▸ What you need to do
Quote all of the entries word for word.

▸ Records shown
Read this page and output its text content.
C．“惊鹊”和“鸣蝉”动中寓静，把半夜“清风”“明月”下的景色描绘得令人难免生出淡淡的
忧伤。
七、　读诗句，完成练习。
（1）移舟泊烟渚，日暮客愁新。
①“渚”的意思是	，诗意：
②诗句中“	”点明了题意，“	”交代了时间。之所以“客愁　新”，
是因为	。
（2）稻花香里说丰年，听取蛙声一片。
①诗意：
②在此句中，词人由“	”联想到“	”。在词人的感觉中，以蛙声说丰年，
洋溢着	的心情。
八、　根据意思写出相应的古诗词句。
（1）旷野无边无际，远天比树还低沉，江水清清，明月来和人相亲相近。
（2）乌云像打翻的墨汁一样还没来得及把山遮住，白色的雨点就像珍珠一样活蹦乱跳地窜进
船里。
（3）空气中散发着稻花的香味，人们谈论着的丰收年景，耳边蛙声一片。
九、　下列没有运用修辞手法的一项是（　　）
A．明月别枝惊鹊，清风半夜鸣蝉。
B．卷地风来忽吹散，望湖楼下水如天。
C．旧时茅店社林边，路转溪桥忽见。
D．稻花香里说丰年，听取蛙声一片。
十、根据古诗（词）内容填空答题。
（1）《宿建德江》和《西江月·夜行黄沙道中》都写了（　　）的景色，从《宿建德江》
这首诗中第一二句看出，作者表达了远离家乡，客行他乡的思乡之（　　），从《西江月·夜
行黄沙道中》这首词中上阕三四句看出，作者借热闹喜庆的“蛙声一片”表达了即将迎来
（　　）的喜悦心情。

▸ Correct output
Read this page and output its text content.
C．“惊鹊”和“鸣蝉”动中寓静，把半夜“清风”“明月”下的景色描绘得令人难免生出淡淡的
忧伤。
七、　读诗句，完成练习。
（1）移舟泊烟渚，日暮客愁新。
①“渚”的意思是	，诗意：
②诗句中“	”点明了题意，“	”交代了时间。之所以“客愁　新”，
是因为	。
（2）稻花香里说丰年，听取蛙声一片。
①诗意：
②在此句中，词人由“	”联想到“	”。在词人的感觉中，以蛙声说丰年，
洋溢着	的心情。
八、　根据意思写出相应的古诗词句。
（1）旷野无边无际，远天比树还低沉，江水清清，明月来和人相亲相近。
（2）乌云像打翻的墨汁一样还没来得及把山遮住，白色的雨点就像珍珠一样活蹦乱跳地窜进
船里。
（3）空气中散发着稻花的香味，人们谈论着的丰收年景，耳边蛙声一片。
九、　下列没有运用修辞手法的一项是（　　）
A．明月别枝惊鹊，清风半夜鸣蝉。
B．卷地风来忽吹散，望湖楼下水如天。
C．旧时茅店社林边，路转溪桥忽见。
D．稻花香里说丰年，听取蛙声一片。
十、根据古诗（词）内容填空答题。
（1）《宿建德江》和《西江月·夜行黄沙道中》都写了（　　）的景色，从《宿建德江》
这首诗中第一二句看出，作者表达了远离家乡，客行他乡的思乡之（　　），从《西江月·夜
行黄沙道中》这首词中上阕三四句看出，作者借热闹喜庆的“蛙声一片”表达了即将迎来
（　　）的喜悦心情。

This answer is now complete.